*AIM*: Copy each line that contains the word "Pick".

====== EXERCISE DATA

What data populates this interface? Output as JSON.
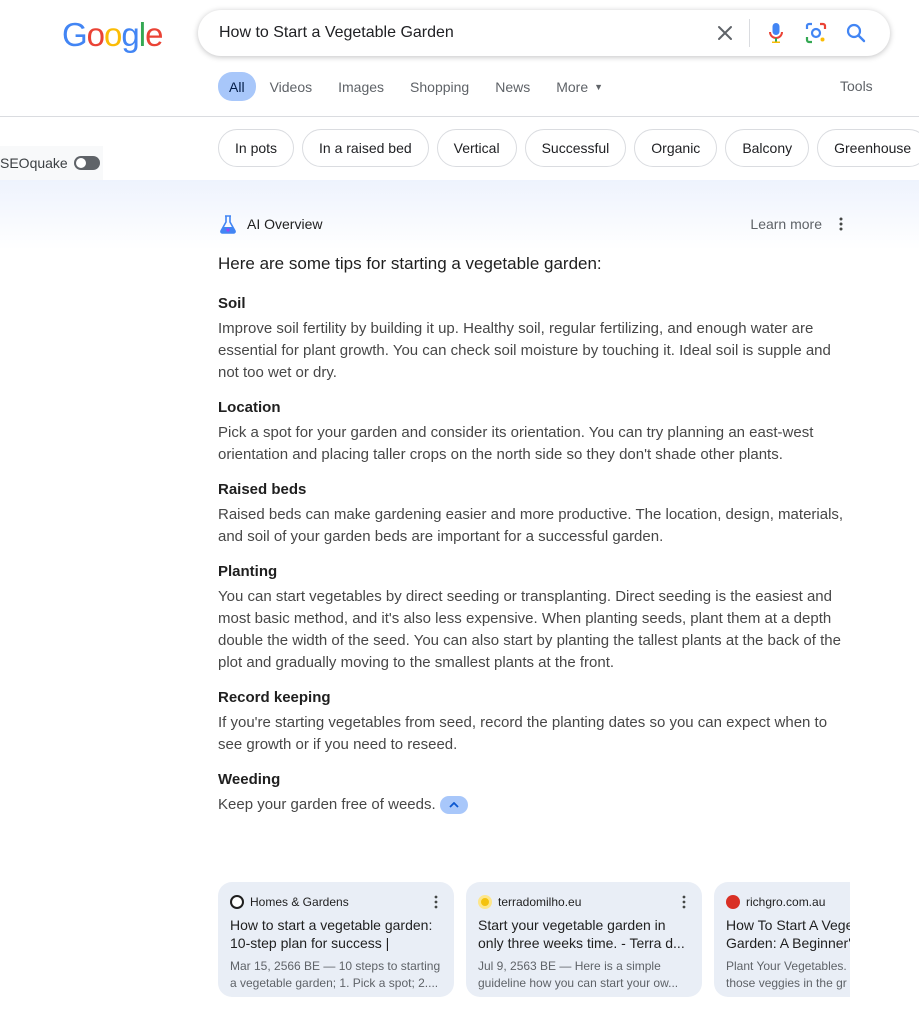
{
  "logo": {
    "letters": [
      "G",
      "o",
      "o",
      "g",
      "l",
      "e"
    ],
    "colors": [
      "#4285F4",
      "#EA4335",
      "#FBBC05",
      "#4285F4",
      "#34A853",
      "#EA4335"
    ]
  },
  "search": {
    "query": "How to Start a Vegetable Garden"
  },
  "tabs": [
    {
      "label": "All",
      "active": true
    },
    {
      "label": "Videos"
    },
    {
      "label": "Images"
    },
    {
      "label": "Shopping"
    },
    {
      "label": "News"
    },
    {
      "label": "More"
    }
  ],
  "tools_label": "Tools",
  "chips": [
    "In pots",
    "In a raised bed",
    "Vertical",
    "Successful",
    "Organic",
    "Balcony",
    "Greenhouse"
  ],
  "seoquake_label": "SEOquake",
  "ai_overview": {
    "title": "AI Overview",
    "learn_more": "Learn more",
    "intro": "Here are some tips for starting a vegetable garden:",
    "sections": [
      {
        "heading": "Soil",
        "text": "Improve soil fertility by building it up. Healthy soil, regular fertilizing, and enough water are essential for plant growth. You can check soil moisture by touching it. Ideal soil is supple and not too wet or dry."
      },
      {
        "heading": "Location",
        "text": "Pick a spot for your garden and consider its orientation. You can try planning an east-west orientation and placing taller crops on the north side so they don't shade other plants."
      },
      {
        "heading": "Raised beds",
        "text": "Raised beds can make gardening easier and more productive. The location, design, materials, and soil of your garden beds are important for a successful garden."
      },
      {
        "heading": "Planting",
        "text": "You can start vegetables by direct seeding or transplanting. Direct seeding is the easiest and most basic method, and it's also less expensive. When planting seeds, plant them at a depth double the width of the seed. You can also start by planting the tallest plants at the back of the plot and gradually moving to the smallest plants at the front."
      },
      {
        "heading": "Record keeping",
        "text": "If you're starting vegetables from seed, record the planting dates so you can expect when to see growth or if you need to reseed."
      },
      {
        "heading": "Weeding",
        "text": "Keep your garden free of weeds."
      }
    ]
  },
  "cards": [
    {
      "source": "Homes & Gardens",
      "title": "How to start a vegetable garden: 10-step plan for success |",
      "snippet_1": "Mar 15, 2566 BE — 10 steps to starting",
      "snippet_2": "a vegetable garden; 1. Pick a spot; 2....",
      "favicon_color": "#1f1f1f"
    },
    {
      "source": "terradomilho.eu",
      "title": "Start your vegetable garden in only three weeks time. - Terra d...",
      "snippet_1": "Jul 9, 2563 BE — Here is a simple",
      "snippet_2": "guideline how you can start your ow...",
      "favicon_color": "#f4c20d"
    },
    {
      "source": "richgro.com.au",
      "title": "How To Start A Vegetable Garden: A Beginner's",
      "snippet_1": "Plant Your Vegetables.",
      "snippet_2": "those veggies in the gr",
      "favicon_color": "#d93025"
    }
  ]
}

============

*TASK RESULT*:
        "text": "Pick a spot for your garden and consider its orientation. You can try planning an east-west orientation and placing taller crops on the north side so they don't shade other plants."
      "snippet_2": "a vegetable garden; 1. Pick a spot; 2....",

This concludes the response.